▶ [GIVEN TASK]: Output all the entries word for word. Omit the pictures.

*** PROVIDED INFORMATION

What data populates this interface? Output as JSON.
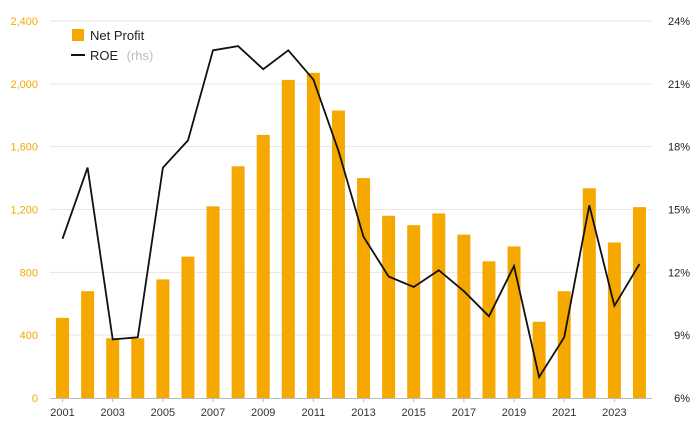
{
  "chart_data": {
    "type": "bar+line",
    "title": "",
    "categories": [
      "2001",
      "2002",
      "2003",
      "2004",
      "2005",
      "2006",
      "2007",
      "2008",
      "2009",
      "2010",
      "2011",
      "2012",
      "2013",
      "2014",
      "2015",
      "2016",
      "2017",
      "2018",
      "2019",
      "2020",
      "2021",
      "2022",
      "2023",
      "2024"
    ],
    "x_tick_labels": [
      "2001",
      "2003",
      "2005",
      "2007",
      "2009",
      "2011",
      "2013",
      "2015",
      "2017",
      "2019",
      "2021",
      "2023"
    ],
    "series": [
      {
        "name": "Net Profit",
        "type": "bar",
        "axis": "left",
        "color": "#f5a800",
        "values": [
          510,
          680,
          380,
          380,
          755,
          900,
          1220,
          1475,
          1675,
          2025,
          2070,
          1830,
          1400,
          1160,
          1100,
          1175,
          1040,
          870,
          965,
          485,
          680,
          1335,
          990,
          1215
        ]
      },
      {
        "name": "ROE",
        "name_suffix": "(rhs)",
        "type": "line",
        "axis": "right",
        "color": "#111111",
        "values": [
          13.6,
          17.0,
          8.8,
          8.9,
          17.0,
          18.3,
          22.6,
          22.8,
          21.7,
          22.6,
          21.2,
          17.8,
          13.7,
          11.8,
          11.3,
          12.1,
          11.1,
          9.9,
          12.3,
          7.0,
          8.9,
          15.2,
          10.4,
          12.4
        ]
      }
    ],
    "y_left": {
      "min": 0,
      "max": 2400,
      "ticks": [
        0,
        400,
        800,
        1200,
        1600,
        2000,
        2400
      ],
      "tick_labels": [
        "0",
        "400",
        "800",
        "1,200",
        "1,600",
        "2,000",
        "2,400"
      ]
    },
    "y_right": {
      "min": 6,
      "max": 24,
      "ticks": [
        6,
        9,
        12,
        15,
        18,
        21,
        24
      ],
      "tick_labels": [
        "6%",
        "9%",
        "12%",
        "15%",
        "18%",
        "21%",
        "24%"
      ]
    },
    "grid": true,
    "legend_position": "top-left"
  }
}
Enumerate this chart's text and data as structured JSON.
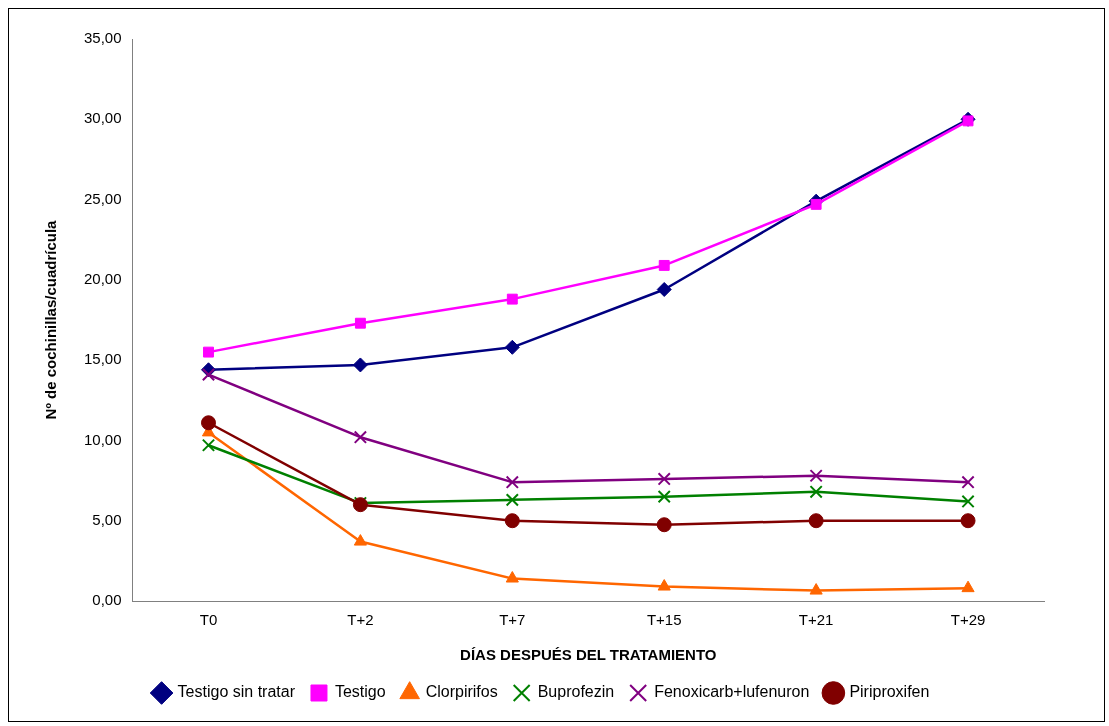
{
  "chart_data": {
    "type": "line",
    "xlabel": "DÍAS DESPUÉS DEL TRATAMIENTO",
    "ylabel": "Nº de cochinillas/cuadrícula",
    "categories": [
      "T0",
      "T+2",
      "T+7",
      "T+15",
      "T+21",
      "T+29"
    ],
    "ylim": [
      0,
      35
    ],
    "yticks": [
      {
        "value": 0,
        "label": "0,00"
      },
      {
        "value": 5,
        "label": "5,00"
      },
      {
        "value": 10,
        "label": "10,00"
      },
      {
        "value": 15,
        "label": "15,00"
      },
      {
        "value": 20,
        "label": "20,00"
      },
      {
        "value": 25,
        "label": "25,00"
      },
      {
        "value": 30,
        "label": "30,00"
      },
      {
        "value": 35,
        "label": "35,00"
      }
    ],
    "grid": false,
    "legend": "bottom",
    "line_style": "solid",
    "series": [
      {
        "name": "Testigo sin tratar",
        "color": "#000080",
        "marker": "diamond",
        "values": [
          14.4,
          14.7,
          15.8,
          19.4,
          24.9,
          30.0
        ]
      },
      {
        "name": "Testigo",
        "color": "#ff00ff",
        "marker": "square",
        "values": [
          15.5,
          17.3,
          18.8,
          20.9,
          24.7,
          29.9
        ]
      },
      {
        "name": "Clorpirifos",
        "color": "#ff6600",
        "marker": "triangle",
        "values": [
          10.5,
          3.7,
          1.4,
          0.9,
          0.65,
          0.8
        ]
      },
      {
        "name": "Buprofezin",
        "color": "#008000",
        "marker": "cross",
        "values": [
          9.7,
          6.1,
          6.3,
          6.5,
          6.8,
          6.2
        ]
      },
      {
        "name": "Fenoxicarb+lufenuron",
        "color": "#800080",
        "marker": "cross",
        "values": [
          14.1,
          10.2,
          7.4,
          7.6,
          7.8,
          7.4
        ]
      },
      {
        "name": "Piriproxifen",
        "color": "#800000",
        "marker": "circle",
        "values": [
          11.1,
          6.0,
          5.0,
          4.75,
          5.0,
          5.0
        ]
      }
    ]
  }
}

******

▶ [RESULT]:
What data populates this interface? Output as JSON.
{
  "chart_data": {
    "type": "bar+line",
    "title": "",
    "categories": [
      "2001",
      "2002",
      "2003",
      "2004",
      "2005",
      "2006",
      "2007",
      "2008",
      "2009",
      "2010",
      "2011",
      "2012",
      "2013",
      "2014",
      "2015",
      "2016",
      "2017",
      "2018",
      "2019",
      "2020",
      "2021",
      "2022",
      "2023",
      "2024"
    ],
    "x_tick_labels": [
      "2001",
      "2003",
      "2005",
      "2007",
      "2009",
      "2011",
      "2013",
      "2015",
      "2017",
      "2019",
      "2021",
      "2023"
    ],
    "series": [
      {
        "name": "Net Profit",
        "type": "bar",
        "axis": "left",
        "color": "#f5a800",
        "values": [
          510,
          680,
          380,
          380,
          755,
          900,
          1220,
          1475,
          1675,
          2025,
          2070,
          1830,
          1400,
          1160,
          1100,
          1175,
          1040,
          870,
          965,
          485,
          680,
          1335,
          990,
          1215
        ]
      },
      {
        "name": "ROE",
        "name_suffix": "(rhs)",
        "type": "line",
        "axis": "right",
        "color": "#111111",
        "values": [
          13.6,
          17.0,
          8.8,
          8.9,
          17.0,
          18.3,
          22.6,
          22.8,
          21.7,
          22.6,
          21.2,
          17.8,
          13.7,
          11.8,
          11.3,
          12.1,
          11.1,
          9.9,
          12.3,
          7.0,
          8.9,
          15.2,
          10.4,
          12.4
        ]
      }
    ],
    "y_left": {
      "min": 0,
      "max": 2400,
      "ticks": [
        0,
        400,
        800,
        1200,
        1600,
        2000,
        2400
      ],
      "tick_labels": [
        "0",
        "400",
        "800",
        "1,200",
        "1,600",
        "2,000",
        "2,400"
      ]
    },
    "y_right": {
      "min": 6,
      "max": 24,
      "ticks": [
        6,
        9,
        12,
        15,
        18,
        21,
        24
      ],
      "tick_labels": [
        "6%",
        "9%",
        "12%",
        "15%",
        "18%",
        "21%",
        "24%"
      ]
    },
    "grid": true,
    "legend_position": "top-left"
  }
}
Enumerate this chart's text and data as structured JSON.
{
  "chart_data": {
    "type": "line",
    "xlabel": "DÍAS DESPUÉS DEL TRATAMIENTO",
    "ylabel": "Nº de cochinillas/cuadrícula",
    "categories": [
      "T0",
      "T+2",
      "T+7",
      "T+15",
      "T+21",
      "T+29"
    ],
    "ylim": [
      0,
      35
    ],
    "yticks": [
      {
        "value": 0,
        "label": "0,00"
      },
      {
        "value": 5,
        "label": "5,00"
      },
      {
        "value": 10,
        "label": "10,00"
      },
      {
        "value": 15,
        "label": "15,00"
      },
      {
        "value": 20,
        "label": "20,00"
      },
      {
        "value": 25,
        "label": "25,00"
      },
      {
        "value": 30,
        "label": "30,00"
      },
      {
        "value": 35,
        "label": "35,00"
      }
    ],
    "grid": false,
    "legend": "bottom",
    "line_style": "solid",
    "series": [
      {
        "name": "Testigo sin tratar",
        "color": "#000080",
        "marker": "diamond",
        "values": [
          14.4,
          14.7,
          15.8,
          19.4,
          24.9,
          30.0
        ]
      },
      {
        "name": "Testigo",
        "color": "#ff00ff",
        "marker": "square",
        "values": [
          15.5,
          17.3,
          18.8,
          20.9,
          24.7,
          29.9
        ]
      },
      {
        "name": "Clorpirifos",
        "color": "#ff6600",
        "marker": "triangle",
        "values": [
          10.5,
          3.7,
          1.4,
          0.9,
          0.65,
          0.8
        ]
      },
      {
        "name": "Buprofezin",
        "color": "#008000",
        "marker": "cross",
        "values": [
          9.7,
          6.1,
          6.3,
          6.5,
          6.8,
          6.2
        ]
      },
      {
        "name": "Fenoxicarb+lufenuron",
        "color": "#800080",
        "marker": "cross",
        "values": [
          14.1,
          10.2,
          7.4,
          7.6,
          7.8,
          7.4
        ]
      },
      {
        "name": "Piriproxifen",
        "color": "#800000",
        "marker": "circle",
        "values": [
          11.1,
          6.0,
          5.0,
          4.75,
          5.0,
          5.0
        ]
      }
    ]
  }
}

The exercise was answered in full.